Exercise prompt: Report every line in the listing below where the string "size" shows up.

=== Input ===

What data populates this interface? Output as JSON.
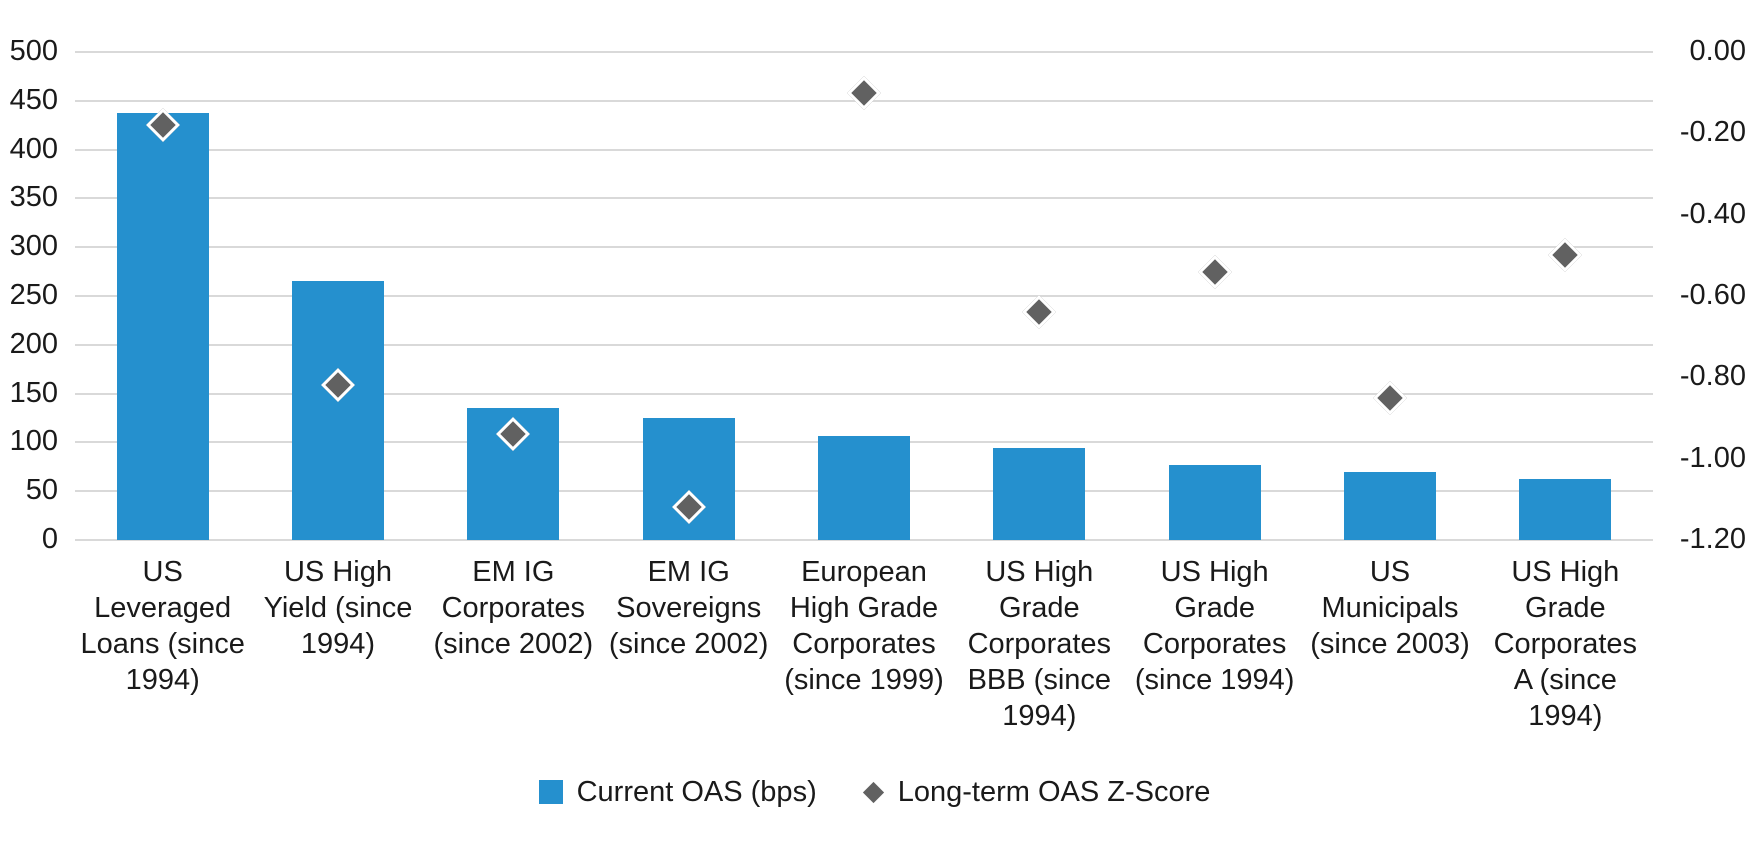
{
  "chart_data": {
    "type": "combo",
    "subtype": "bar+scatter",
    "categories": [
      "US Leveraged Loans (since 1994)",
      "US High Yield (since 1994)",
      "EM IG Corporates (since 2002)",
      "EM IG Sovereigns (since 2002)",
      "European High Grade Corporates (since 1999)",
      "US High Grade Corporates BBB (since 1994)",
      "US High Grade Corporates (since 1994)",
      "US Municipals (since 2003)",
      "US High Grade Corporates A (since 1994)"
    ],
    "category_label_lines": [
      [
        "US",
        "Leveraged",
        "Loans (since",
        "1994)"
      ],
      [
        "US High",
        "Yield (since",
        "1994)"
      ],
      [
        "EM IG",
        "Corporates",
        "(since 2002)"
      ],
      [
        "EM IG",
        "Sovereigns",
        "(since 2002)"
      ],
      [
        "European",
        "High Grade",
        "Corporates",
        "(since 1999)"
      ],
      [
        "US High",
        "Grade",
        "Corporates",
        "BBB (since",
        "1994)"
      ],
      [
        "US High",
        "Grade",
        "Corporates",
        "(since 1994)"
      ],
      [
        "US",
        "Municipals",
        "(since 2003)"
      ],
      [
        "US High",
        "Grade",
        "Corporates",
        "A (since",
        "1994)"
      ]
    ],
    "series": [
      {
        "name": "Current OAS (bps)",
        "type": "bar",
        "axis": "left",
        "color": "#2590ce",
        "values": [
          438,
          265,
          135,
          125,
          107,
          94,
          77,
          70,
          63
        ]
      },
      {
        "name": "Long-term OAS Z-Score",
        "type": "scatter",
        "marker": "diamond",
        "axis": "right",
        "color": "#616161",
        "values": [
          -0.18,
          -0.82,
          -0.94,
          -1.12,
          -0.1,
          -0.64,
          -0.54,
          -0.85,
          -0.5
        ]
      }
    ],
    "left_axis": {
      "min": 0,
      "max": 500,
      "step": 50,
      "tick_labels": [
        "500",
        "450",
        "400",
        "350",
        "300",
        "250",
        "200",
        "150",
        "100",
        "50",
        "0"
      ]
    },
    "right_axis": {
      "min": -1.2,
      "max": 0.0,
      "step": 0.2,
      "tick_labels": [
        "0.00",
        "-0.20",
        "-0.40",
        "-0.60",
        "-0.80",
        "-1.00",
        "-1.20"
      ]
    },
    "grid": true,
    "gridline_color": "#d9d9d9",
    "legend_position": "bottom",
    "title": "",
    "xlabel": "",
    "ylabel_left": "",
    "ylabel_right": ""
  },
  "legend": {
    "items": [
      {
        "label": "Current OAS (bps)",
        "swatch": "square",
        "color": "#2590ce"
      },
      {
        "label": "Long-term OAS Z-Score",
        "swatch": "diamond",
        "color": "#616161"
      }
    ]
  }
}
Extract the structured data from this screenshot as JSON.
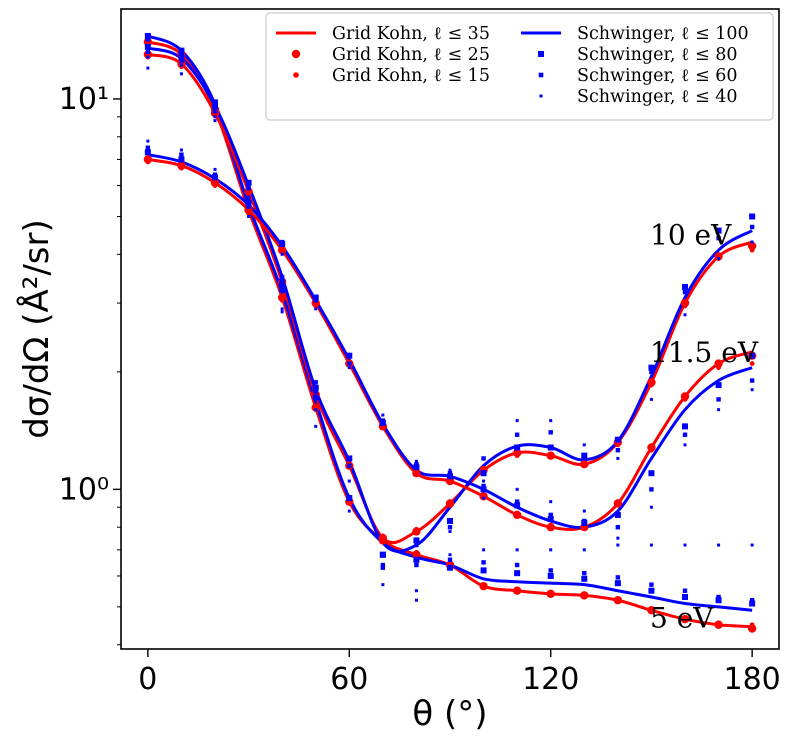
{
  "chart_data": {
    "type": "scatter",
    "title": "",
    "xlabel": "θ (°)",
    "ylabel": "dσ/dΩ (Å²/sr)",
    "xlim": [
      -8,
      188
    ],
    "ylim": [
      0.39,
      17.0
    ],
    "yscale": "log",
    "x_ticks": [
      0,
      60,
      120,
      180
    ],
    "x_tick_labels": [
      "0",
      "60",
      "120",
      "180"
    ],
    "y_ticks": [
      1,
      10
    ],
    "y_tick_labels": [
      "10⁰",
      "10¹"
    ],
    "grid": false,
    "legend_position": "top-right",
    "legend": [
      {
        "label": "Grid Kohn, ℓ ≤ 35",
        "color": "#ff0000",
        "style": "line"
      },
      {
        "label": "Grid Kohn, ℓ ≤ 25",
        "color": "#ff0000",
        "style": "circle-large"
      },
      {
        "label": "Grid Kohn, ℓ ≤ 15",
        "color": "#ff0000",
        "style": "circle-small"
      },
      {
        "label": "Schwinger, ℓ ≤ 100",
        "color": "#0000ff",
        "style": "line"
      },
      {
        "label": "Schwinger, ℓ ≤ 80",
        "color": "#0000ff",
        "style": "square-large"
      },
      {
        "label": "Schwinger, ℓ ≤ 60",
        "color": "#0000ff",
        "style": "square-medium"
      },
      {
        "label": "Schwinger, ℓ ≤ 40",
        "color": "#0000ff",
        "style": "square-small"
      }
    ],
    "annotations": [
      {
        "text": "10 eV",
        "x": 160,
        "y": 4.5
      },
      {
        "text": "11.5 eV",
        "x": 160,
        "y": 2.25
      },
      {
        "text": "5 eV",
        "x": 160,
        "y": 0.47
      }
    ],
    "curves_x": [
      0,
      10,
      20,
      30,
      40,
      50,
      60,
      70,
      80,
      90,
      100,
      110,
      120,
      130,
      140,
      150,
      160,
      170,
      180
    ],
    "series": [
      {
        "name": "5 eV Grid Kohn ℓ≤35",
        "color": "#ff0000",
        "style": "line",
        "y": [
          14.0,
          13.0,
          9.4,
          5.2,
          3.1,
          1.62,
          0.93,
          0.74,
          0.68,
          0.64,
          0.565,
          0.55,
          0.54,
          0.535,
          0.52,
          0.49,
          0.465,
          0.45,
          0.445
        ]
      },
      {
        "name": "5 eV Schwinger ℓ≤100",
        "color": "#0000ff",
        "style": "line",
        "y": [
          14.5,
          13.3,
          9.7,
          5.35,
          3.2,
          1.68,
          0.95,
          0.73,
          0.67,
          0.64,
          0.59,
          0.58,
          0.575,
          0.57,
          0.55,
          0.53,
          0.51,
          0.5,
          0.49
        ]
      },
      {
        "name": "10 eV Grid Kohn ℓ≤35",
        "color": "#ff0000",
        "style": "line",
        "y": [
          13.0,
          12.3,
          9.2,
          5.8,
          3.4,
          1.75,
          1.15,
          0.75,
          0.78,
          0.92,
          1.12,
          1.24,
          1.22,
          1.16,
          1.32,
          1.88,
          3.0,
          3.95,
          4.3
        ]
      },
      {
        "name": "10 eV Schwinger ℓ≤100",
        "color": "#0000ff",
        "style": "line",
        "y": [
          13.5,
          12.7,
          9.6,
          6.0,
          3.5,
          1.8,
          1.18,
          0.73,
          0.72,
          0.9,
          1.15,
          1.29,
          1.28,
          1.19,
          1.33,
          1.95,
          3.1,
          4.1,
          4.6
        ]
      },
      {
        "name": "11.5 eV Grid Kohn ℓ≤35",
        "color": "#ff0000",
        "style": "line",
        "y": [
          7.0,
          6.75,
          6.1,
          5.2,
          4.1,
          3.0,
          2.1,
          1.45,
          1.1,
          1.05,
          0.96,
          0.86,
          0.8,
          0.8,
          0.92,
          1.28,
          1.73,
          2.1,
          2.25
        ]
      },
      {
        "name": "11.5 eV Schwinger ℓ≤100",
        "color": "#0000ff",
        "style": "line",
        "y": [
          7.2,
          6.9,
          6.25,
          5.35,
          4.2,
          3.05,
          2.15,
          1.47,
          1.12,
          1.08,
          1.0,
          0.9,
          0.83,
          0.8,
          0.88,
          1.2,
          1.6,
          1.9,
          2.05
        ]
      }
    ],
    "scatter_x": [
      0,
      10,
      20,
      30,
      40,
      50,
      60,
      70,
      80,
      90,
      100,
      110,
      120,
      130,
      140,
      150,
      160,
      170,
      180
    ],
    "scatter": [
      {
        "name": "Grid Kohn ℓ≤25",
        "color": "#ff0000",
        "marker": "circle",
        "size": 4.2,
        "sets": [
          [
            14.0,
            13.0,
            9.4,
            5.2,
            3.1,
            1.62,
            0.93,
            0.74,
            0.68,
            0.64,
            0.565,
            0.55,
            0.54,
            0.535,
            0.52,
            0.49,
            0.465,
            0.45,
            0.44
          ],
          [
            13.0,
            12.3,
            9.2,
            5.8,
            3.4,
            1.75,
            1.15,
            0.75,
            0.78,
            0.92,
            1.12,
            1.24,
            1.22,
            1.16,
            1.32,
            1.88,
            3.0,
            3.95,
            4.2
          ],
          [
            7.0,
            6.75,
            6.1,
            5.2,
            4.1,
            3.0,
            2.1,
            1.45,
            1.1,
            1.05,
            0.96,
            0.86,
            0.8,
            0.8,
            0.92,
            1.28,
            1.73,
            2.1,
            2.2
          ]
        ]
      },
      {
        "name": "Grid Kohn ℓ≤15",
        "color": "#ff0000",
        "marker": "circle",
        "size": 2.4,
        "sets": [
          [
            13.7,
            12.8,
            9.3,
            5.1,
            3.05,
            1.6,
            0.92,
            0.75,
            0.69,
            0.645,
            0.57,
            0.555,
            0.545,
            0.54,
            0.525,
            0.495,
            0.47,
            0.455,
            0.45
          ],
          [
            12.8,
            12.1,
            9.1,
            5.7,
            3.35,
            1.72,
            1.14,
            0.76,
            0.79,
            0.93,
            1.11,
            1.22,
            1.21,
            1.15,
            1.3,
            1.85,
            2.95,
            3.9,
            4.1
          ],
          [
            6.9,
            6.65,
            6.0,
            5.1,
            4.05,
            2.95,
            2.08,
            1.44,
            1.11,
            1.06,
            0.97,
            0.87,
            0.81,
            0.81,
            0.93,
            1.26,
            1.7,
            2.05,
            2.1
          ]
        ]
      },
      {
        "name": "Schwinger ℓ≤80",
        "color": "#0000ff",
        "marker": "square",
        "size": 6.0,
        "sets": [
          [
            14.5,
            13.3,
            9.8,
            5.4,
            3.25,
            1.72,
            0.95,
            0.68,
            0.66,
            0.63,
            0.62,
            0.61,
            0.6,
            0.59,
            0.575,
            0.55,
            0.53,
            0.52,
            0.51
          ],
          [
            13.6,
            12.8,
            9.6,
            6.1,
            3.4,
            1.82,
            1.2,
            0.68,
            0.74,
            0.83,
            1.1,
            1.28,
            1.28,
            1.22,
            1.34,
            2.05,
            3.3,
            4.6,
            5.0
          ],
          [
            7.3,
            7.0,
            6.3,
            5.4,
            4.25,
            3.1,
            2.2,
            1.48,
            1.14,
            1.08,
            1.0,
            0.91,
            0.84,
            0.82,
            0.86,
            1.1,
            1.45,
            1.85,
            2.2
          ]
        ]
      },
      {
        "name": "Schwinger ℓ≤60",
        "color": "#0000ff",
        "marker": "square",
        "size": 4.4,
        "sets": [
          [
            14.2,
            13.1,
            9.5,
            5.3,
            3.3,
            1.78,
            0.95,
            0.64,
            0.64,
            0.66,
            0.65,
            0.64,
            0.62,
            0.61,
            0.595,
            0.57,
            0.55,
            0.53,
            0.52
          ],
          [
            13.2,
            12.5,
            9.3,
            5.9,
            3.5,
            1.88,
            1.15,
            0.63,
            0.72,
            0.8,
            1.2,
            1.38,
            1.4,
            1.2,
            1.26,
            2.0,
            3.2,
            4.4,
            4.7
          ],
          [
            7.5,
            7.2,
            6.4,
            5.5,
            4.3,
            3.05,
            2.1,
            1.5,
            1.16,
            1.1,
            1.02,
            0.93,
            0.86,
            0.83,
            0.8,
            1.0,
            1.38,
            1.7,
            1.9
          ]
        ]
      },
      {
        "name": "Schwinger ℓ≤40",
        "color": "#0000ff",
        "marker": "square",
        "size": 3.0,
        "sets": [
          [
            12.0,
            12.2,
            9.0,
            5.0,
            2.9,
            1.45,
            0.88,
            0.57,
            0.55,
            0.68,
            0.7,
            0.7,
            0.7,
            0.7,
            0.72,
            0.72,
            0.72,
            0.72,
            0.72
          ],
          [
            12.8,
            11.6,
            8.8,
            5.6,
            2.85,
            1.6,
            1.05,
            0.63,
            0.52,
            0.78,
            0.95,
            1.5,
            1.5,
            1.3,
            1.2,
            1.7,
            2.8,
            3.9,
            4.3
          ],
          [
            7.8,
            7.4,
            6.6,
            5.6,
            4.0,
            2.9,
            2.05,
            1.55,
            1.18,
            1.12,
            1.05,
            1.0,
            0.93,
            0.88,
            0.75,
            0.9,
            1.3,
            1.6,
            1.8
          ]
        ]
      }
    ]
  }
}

===

Final result:
        "size": 4.2,
        "size": 2.4,
        "size": 6.0,
        "size": 4.4,
        "size": 3.0,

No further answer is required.